— Begin DATA EXCERPTS —

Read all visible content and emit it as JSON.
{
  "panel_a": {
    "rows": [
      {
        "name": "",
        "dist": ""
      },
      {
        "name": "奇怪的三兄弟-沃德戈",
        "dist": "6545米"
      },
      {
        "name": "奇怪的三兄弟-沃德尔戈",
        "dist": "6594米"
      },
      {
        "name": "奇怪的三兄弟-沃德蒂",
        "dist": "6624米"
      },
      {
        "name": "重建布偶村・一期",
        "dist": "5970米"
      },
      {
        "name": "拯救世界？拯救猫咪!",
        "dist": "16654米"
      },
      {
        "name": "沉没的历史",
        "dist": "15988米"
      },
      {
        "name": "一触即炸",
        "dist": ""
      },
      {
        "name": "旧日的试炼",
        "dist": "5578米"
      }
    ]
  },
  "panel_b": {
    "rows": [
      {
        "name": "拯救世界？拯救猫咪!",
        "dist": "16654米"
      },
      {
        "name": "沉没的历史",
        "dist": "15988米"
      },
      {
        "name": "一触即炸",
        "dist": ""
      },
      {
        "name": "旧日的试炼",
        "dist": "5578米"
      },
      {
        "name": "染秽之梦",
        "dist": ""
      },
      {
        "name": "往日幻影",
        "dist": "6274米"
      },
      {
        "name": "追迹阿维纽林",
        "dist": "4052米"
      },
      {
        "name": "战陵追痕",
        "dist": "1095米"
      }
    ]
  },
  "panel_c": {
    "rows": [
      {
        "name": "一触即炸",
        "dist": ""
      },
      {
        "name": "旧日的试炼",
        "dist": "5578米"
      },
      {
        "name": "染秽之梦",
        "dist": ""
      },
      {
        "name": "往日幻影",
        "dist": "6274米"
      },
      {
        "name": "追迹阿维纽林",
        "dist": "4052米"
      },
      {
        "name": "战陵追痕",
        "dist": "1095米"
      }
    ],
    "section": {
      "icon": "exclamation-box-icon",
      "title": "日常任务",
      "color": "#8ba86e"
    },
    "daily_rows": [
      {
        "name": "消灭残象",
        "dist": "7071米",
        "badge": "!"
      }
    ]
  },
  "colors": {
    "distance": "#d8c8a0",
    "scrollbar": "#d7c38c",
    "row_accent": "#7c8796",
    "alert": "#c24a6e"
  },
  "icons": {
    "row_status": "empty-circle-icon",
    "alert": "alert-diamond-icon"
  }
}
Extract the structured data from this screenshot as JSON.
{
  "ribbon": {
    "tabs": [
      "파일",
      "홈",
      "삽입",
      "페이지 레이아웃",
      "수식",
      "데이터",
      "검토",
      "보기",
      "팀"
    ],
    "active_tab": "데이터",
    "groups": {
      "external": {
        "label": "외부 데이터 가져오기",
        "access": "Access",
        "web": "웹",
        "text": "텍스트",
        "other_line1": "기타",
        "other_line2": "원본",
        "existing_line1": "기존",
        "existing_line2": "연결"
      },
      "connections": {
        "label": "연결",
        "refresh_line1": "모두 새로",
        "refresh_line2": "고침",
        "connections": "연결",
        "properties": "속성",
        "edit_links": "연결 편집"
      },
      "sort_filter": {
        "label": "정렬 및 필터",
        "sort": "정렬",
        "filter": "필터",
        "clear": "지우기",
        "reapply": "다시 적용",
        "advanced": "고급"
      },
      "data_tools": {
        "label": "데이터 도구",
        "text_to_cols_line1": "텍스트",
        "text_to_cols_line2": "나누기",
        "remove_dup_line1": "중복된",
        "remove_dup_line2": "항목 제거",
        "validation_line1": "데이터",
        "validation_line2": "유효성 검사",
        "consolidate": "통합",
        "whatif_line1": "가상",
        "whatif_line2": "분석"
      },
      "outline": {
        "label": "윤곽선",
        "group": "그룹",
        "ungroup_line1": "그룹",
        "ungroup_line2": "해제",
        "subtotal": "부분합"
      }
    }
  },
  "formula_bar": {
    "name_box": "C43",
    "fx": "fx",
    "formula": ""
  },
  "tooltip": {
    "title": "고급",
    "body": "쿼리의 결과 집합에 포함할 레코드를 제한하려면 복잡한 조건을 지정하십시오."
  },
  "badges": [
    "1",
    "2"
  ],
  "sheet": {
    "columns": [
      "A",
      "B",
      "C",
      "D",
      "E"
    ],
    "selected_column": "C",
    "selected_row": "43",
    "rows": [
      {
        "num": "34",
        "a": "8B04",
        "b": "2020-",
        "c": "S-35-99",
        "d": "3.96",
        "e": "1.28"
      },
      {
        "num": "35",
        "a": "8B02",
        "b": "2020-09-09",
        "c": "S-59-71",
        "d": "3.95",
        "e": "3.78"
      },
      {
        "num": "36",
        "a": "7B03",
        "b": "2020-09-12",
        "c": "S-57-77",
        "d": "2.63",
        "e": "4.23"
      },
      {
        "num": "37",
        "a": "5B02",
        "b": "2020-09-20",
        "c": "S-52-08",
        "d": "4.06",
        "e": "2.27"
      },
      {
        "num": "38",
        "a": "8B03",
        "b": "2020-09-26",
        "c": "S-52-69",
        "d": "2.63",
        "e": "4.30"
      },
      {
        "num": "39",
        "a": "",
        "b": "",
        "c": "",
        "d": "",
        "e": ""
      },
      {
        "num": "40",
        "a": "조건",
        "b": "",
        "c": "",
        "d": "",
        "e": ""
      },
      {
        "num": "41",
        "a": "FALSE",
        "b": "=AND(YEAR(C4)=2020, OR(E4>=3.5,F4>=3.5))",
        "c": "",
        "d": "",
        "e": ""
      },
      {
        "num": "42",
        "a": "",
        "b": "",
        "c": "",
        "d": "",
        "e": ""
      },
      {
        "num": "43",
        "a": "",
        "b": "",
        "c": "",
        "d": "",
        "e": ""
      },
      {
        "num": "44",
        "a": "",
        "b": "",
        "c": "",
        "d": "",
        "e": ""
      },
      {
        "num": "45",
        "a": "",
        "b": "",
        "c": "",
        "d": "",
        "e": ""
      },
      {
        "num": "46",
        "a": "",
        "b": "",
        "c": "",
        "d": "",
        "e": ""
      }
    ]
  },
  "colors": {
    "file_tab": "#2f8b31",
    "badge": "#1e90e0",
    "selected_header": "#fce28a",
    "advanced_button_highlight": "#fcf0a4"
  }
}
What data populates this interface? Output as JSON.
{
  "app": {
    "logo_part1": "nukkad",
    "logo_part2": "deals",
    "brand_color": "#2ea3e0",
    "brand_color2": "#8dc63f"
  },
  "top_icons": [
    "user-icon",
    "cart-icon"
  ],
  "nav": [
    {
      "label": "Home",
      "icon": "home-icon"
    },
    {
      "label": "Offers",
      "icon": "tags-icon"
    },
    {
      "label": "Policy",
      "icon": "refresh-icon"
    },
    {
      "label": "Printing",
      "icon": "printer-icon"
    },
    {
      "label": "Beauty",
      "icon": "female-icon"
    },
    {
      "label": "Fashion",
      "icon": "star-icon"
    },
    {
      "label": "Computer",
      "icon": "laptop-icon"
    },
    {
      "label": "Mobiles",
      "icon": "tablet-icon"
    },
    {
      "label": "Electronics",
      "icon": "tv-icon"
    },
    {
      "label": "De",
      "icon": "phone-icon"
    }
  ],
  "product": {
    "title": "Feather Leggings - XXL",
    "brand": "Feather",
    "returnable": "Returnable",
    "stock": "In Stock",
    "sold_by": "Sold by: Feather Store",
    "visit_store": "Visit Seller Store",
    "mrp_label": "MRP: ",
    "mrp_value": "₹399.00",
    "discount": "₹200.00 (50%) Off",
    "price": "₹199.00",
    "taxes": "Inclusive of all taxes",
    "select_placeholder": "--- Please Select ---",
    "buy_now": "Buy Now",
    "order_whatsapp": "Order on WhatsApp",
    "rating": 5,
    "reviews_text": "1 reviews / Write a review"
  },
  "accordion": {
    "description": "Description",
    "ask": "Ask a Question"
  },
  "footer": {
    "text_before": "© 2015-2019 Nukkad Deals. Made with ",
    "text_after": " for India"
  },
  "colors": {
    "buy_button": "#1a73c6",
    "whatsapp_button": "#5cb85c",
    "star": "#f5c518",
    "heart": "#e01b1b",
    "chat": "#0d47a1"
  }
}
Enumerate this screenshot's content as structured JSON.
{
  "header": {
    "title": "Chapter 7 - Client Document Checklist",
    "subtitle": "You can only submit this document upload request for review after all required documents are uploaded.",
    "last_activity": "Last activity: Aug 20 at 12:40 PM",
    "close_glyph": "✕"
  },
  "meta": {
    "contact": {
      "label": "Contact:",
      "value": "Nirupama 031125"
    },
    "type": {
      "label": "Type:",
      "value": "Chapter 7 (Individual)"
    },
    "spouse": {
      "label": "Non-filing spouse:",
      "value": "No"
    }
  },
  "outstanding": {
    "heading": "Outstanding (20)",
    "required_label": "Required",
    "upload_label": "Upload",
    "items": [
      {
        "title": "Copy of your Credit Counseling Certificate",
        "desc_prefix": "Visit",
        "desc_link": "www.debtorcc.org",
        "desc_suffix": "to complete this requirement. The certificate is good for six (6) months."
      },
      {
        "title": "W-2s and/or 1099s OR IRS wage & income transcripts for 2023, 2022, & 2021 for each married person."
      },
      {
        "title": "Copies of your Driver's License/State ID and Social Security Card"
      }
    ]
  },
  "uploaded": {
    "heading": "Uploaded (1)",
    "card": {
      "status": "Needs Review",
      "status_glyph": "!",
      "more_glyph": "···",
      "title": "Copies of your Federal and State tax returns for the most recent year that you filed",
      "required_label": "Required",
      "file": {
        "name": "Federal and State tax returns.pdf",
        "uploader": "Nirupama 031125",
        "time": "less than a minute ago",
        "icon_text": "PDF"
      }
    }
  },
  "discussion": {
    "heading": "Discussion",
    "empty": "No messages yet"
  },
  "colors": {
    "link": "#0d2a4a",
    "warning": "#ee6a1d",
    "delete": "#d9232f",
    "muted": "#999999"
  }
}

— End DATA EXCERPTS —

■ SET PROBLEM
Go through the material and select each line with the string "Chapter" in it.

■ REPLY TO THE TASK
    "title": "Chapter 7 - Client Document Checklist",
      "value": "Chapter 7 (Individual)"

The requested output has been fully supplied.